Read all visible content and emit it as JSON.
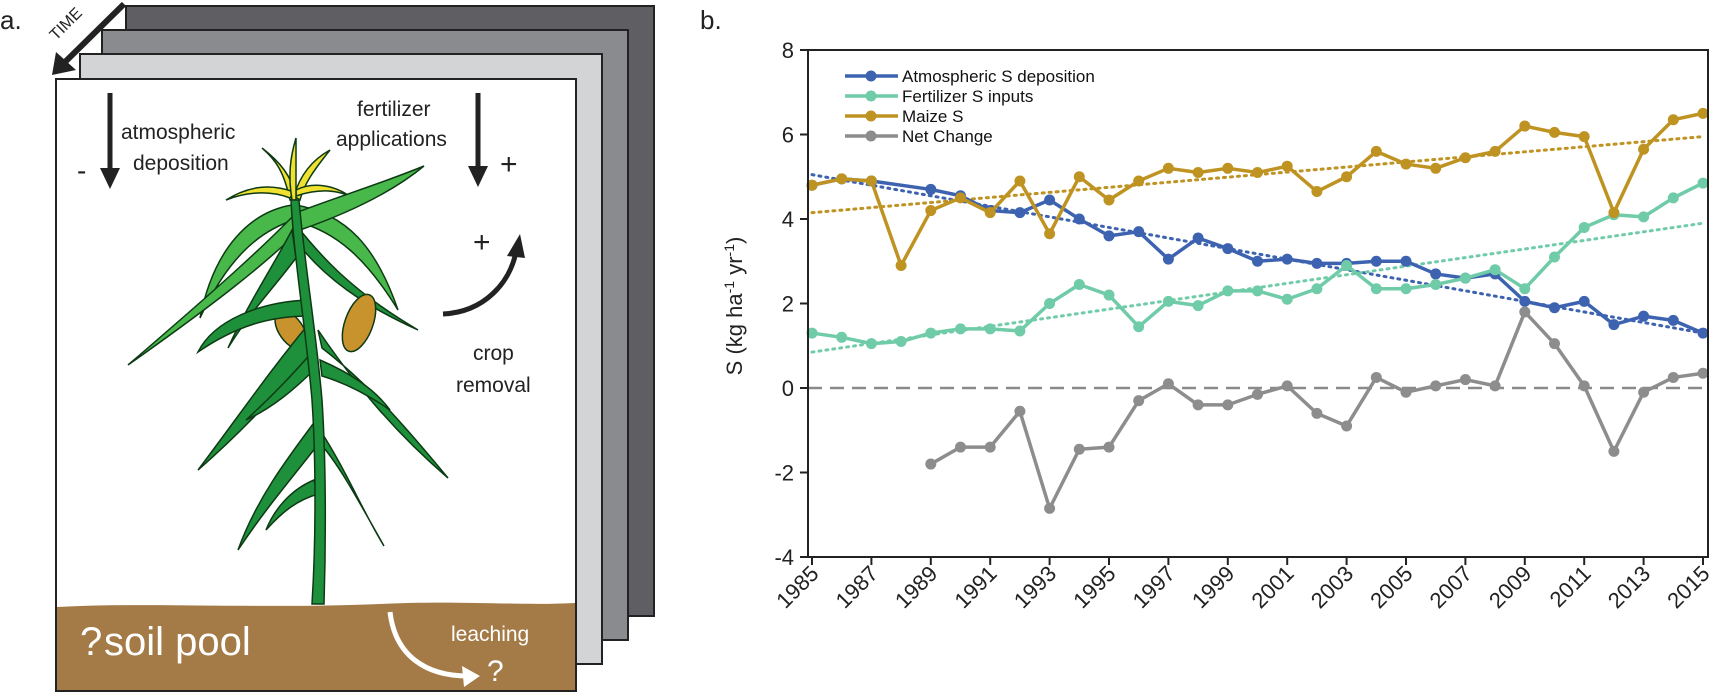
{
  "panel_a": {
    "panel_label": "a.",
    "time_label": "TIME",
    "atmospheric_deposition": [
      "atmospheric",
      "deposition"
    ],
    "minus_sign": "-",
    "fertilizer_applications": [
      "fertilizer",
      "applications"
    ],
    "plus_sign": "+",
    "crop_removal_sign": "+",
    "crop_removal": [
      "crop",
      "removal"
    ],
    "soil_pool_question": "?",
    "soil_pool": "soil pool",
    "leaching": "leaching",
    "leaching_question": "?",
    "colors": {
      "layer_back": "#5f5f63",
      "layer_mid": "#8a8b8f",
      "layer_front": "#d3d4d6",
      "soil": "#a47a47",
      "leaf_dark": "#1e8f3a",
      "leaf_light": "#48b84a",
      "tassel": "#f0e030",
      "cob": "#c8932d"
    }
  },
  "panel_b": {
    "panel_label": "b.",
    "chart_data": {
      "type": "line",
      "title": "",
      "xlabel": "",
      "ylabel": "S (kg ha-1 yr-1)",
      "ylabel_parts": {
        "a": "S (kg ha",
        "sup1": "-1",
        "b": " yr",
        "sup2": "-1",
        "c": ")"
      },
      "ylim": [
        -4,
        8
      ],
      "xlim": [
        1985,
        2015
      ],
      "yticks": [
        -4,
        -2,
        0,
        2,
        4,
        6,
        8
      ],
      "xticks": [
        "1985",
        "1987",
        "1989",
        "1991",
        "1993",
        "1995",
        "1997",
        "1999",
        "2001",
        "2003",
        "2005",
        "2007",
        "2009",
        "2011",
        "2013",
        "2015"
      ],
      "reference_line": {
        "y": 0,
        "style": "dashed"
      },
      "legend_position": "top-left",
      "series": [
        {
          "name": "Atmospheric S deposition",
          "color": "#3d63b0",
          "x": [
            1985,
            1986,
            1987,
            1989,
            1990,
            1991,
            1992,
            1993,
            1994,
            1995,
            1996,
            1997,
            1998,
            1999,
            2000,
            2001,
            2002,
            2003,
            2004,
            2005,
            2006,
            2007,
            2008,
            2009,
            2010,
            2011,
            2012,
            2013,
            2014,
            2015
          ],
          "y": [
            4.8,
            4.95,
            4.9,
            4.7,
            4.55,
            4.2,
            4.15,
            4.45,
            4.0,
            3.6,
            3.7,
            3.05,
            3.55,
            3.3,
            3.0,
            3.05,
            2.95,
            2.95,
            3.0,
            3.0,
            2.7,
            2.6,
            2.7,
            2.05,
            1.9,
            2.05,
            1.5,
            1.7,
            1.6,
            1.3
          ],
          "trend": [
            5.05,
            1.3
          ]
        },
        {
          "name": "Fertilizer S inputs",
          "color": "#6fcba8",
          "x": [
            1985,
            1986,
            1987,
            1988,
            1989,
            1990,
            1991,
            1992,
            1993,
            1994,
            1995,
            1996,
            1997,
            1998,
            1999,
            2000,
            2001,
            2002,
            2003,
            2004,
            2005,
            2006,
            2007,
            2008,
            2009,
            2010,
            2011,
            2012,
            2013,
            2014,
            2015
          ],
          "y": [
            1.3,
            1.2,
            1.05,
            1.1,
            1.3,
            1.4,
            1.4,
            1.35,
            2.0,
            2.45,
            2.2,
            1.45,
            2.05,
            1.95,
            2.3,
            2.3,
            2.1,
            2.35,
            2.9,
            2.35,
            2.35,
            2.45,
            2.6,
            2.8,
            2.35,
            3.1,
            3.8,
            4.1,
            4.05,
            4.5,
            4.85
          ],
          "trend": [
            0.85,
            3.9
          ]
        },
        {
          "name": "Maize S",
          "color": "#bf9322",
          "x": [
            1985,
            1986,
            1987,
            1988,
            1989,
            1990,
            1991,
            1992,
            1993,
            1994,
            1995,
            1996,
            1997,
            1998,
            1999,
            2000,
            2001,
            2002,
            2003,
            2004,
            2005,
            2006,
            2007,
            2008,
            2009,
            2010,
            2011,
            2012,
            2013,
            2014,
            2015
          ],
          "y": [
            4.8,
            4.95,
            4.9,
            2.9,
            4.2,
            4.5,
            4.15,
            4.9,
            3.65,
            5.0,
            4.45,
            4.9,
            5.2,
            5.1,
            5.2,
            5.1,
            5.25,
            4.65,
            5.0,
            5.6,
            5.3,
            5.2,
            5.45,
            5.6,
            6.2,
            6.05,
            5.95,
            4.15,
            5.65,
            6.35,
            6.5
          ],
          "trend": [
            4.15,
            5.95
          ]
        },
        {
          "name": "Net Change",
          "color": "#8d8d8d",
          "x": [
            1989,
            1990,
            1991,
            1992,
            1993,
            1994,
            1995,
            1996,
            1997,
            1998,
            1999,
            2000,
            2001,
            2002,
            2003,
            2004,
            2005,
            2006,
            2007,
            2008,
            2009,
            2010,
            2011,
            2012,
            2013,
            2014,
            2015
          ],
          "y": [
            -1.8,
            -1.4,
            -1.4,
            -0.55,
            -2.85,
            -1.45,
            -1.4,
            -0.3,
            0.1,
            -0.4,
            -0.4,
            -0.15,
            0.05,
            -0.6,
            -0.9,
            0.25,
            -0.1,
            0.05,
            0.2,
            0.05,
            1.8,
            1.05,
            0.05,
            -1.5,
            -0.1,
            0.25,
            0.35
          ]
        }
      ]
    }
  }
}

========================================

> Given exercise
Transcribe the full listing character for character. Pictures are excluded.

> Answer to this task
Read all visible content and emit it as JSON.
{
  "panel_a": {
    "panel_label": "a.",
    "time_label": "TIME",
    "atmospheric_deposition": [
      "atmospheric",
      "deposition"
    ],
    "minus_sign": "-",
    "fertilizer_applications": [
      "fertilizer",
      "applications"
    ],
    "plus_sign": "+",
    "crop_removal_sign": "+",
    "crop_removal": [
      "crop",
      "removal"
    ],
    "soil_pool_question": "?",
    "soil_pool": "soil pool",
    "leaching": "leaching",
    "leaching_question": "?",
    "colors": {
      "layer_back": "#5f5f63",
      "layer_mid": "#8a8b8f",
      "layer_front": "#d3d4d6",
      "soil": "#a47a47",
      "leaf_dark": "#1e8f3a",
      "leaf_light": "#48b84a",
      "tassel": "#f0e030",
      "cob": "#c8932d"
    }
  },
  "panel_b": {
    "panel_label": "b.",
    "chart_data": {
      "type": "line",
      "title": "",
      "xlabel": "",
      "ylabel": "S (kg ha-1 yr-1)",
      "ylabel_parts": {
        "a": "S (kg ha",
        "sup1": "-1",
        "b": " yr",
        "sup2": "-1",
        "c": ")"
      },
      "ylim": [
        -4,
        8
      ],
      "xlim": [
        1985,
        2015
      ],
      "yticks": [
        -4,
        -2,
        0,
        2,
        4,
        6,
        8
      ],
      "xticks": [
        "1985",
        "1987",
        "1989",
        "1991",
        "1993",
        "1995",
        "1997",
        "1999",
        "2001",
        "2003",
        "2005",
        "2007",
        "2009",
        "2011",
        "2013",
        "2015"
      ],
      "reference_line": {
        "y": 0,
        "style": "dashed"
      },
      "legend_position": "top-left",
      "series": [
        {
          "name": "Atmospheric S deposition",
          "color": "#3d63b0",
          "x": [
            1985,
            1986,
            1987,
            1989,
            1990,
            1991,
            1992,
            1993,
            1994,
            1995,
            1996,
            1997,
            1998,
            1999,
            2000,
            2001,
            2002,
            2003,
            2004,
            2005,
            2006,
            2007,
            2008,
            2009,
            2010,
            2011,
            2012,
            2013,
            2014,
            2015
          ],
          "y": [
            4.8,
            4.95,
            4.9,
            4.7,
            4.55,
            4.2,
            4.15,
            4.45,
            4.0,
            3.6,
            3.7,
            3.05,
            3.55,
            3.3,
            3.0,
            3.05,
            2.95,
            2.95,
            3.0,
            3.0,
            2.7,
            2.6,
            2.7,
            2.05,
            1.9,
            2.05,
            1.5,
            1.7,
            1.6,
            1.3
          ],
          "trend": [
            5.05,
            1.3
          ]
        },
        {
          "name": "Fertilizer S inputs",
          "color": "#6fcba8",
          "x": [
            1985,
            1986,
            1987,
            1988,
            1989,
            1990,
            1991,
            1992,
            1993,
            1994,
            1995,
            1996,
            1997,
            1998,
            1999,
            2000,
            2001,
            2002,
            2003,
            2004,
            2005,
            2006,
            2007,
            2008,
            2009,
            2010,
            2011,
            2012,
            2013,
            2014,
            2015
          ],
          "y": [
            1.3,
            1.2,
            1.05,
            1.1,
            1.3,
            1.4,
            1.4,
            1.35,
            2.0,
            2.45,
            2.2,
            1.45,
            2.05,
            1.95,
            2.3,
            2.3,
            2.1,
            2.35,
            2.9,
            2.35,
            2.35,
            2.45,
            2.6,
            2.8,
            2.35,
            3.1,
            3.8,
            4.1,
            4.05,
            4.5,
            4.85
          ],
          "trend": [
            0.85,
            3.9
          ]
        },
        {
          "name": "Maize S",
          "color": "#bf9322",
          "x": [
            1985,
            1986,
            1987,
            1988,
            1989,
            1990,
            1991,
            1992,
            1993,
            1994,
            1995,
            1996,
            1997,
            1998,
            1999,
            2000,
            2001,
            2002,
            2003,
            2004,
            2005,
            2006,
            2007,
            2008,
            2009,
            2010,
            2011,
            2012,
            2013,
            2014,
            2015
          ],
          "y": [
            4.8,
            4.95,
            4.9,
            2.9,
            4.2,
            4.5,
            4.15,
            4.9,
            3.65,
            5.0,
            4.45,
            4.9,
            5.2,
            5.1,
            5.2,
            5.1,
            5.25,
            4.65,
            5.0,
            5.6,
            5.3,
            5.2,
            5.45,
            5.6,
            6.2,
            6.05,
            5.95,
            4.15,
            5.65,
            6.35,
            6.5
          ],
          "trend": [
            4.15,
            5.95
          ]
        },
        {
          "name": "Net Change",
          "color": "#8d8d8d",
          "x": [
            1989,
            1990,
            1991,
            1992,
            1993,
            1994,
            1995,
            1996,
            1997,
            1998,
            1999,
            2000,
            2001,
            2002,
            2003,
            2004,
            2005,
            2006,
            2007,
            2008,
            2009,
            2010,
            2011,
            2012,
            2013,
            2014,
            2015
          ],
          "y": [
            -1.8,
            -1.4,
            -1.4,
            -0.55,
            -2.85,
            -1.45,
            -1.4,
            -0.3,
            0.1,
            -0.4,
            -0.4,
            -0.15,
            0.05,
            -0.6,
            -0.9,
            0.25,
            -0.1,
            0.05,
            0.2,
            0.05,
            1.8,
            1.05,
            0.05,
            -1.5,
            -0.1,
            0.25,
            0.35
          ]
        }
      ]
    }
  }
}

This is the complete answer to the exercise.